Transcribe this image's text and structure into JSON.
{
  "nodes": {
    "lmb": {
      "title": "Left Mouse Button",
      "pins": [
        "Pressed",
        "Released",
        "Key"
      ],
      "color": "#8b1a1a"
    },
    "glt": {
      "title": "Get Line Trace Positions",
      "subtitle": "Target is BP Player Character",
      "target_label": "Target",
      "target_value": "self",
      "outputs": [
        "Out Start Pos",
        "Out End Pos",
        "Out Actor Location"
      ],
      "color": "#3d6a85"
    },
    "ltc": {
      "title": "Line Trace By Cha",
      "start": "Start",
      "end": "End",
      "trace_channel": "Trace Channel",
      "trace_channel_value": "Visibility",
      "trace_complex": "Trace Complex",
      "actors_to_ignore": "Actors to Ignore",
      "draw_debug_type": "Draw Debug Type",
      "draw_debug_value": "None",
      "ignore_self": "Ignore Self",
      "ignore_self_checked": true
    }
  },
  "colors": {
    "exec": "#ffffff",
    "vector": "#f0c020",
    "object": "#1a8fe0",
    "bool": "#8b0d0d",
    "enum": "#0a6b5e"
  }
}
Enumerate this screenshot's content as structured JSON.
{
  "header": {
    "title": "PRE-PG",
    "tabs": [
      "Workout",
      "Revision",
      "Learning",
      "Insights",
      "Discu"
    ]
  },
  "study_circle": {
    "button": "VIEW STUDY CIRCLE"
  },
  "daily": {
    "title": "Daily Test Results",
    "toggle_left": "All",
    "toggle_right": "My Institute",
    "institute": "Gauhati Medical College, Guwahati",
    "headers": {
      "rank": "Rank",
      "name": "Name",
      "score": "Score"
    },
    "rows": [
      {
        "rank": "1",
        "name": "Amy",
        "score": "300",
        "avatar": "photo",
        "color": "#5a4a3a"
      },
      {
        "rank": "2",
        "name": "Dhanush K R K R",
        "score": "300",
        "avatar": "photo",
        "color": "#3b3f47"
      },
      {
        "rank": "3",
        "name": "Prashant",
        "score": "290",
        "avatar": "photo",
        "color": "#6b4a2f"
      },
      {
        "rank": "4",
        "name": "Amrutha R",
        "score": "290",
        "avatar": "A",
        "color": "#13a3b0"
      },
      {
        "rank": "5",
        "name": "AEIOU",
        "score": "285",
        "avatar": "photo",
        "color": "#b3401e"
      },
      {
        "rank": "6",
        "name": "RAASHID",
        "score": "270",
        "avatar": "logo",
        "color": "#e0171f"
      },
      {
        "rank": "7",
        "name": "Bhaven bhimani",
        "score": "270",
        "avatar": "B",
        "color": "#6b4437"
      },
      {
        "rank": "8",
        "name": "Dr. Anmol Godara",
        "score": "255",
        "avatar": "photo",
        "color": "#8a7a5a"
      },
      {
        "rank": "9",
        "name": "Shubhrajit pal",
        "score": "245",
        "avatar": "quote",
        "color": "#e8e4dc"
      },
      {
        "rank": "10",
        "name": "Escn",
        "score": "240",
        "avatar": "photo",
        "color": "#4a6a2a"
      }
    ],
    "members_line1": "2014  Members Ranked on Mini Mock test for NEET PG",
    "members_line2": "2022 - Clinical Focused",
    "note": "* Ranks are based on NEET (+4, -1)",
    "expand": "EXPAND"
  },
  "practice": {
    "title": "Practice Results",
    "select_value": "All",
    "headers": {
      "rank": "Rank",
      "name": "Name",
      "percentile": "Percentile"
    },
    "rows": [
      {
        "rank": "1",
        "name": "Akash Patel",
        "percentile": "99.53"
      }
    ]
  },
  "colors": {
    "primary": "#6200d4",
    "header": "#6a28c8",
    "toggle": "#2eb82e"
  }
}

--- --- ---

What you are asked to do: In the listing above, locate each line with "Results" and copy it.

Exercise result:
    "title": "Daily Test Results",
    "title": "Practice Results",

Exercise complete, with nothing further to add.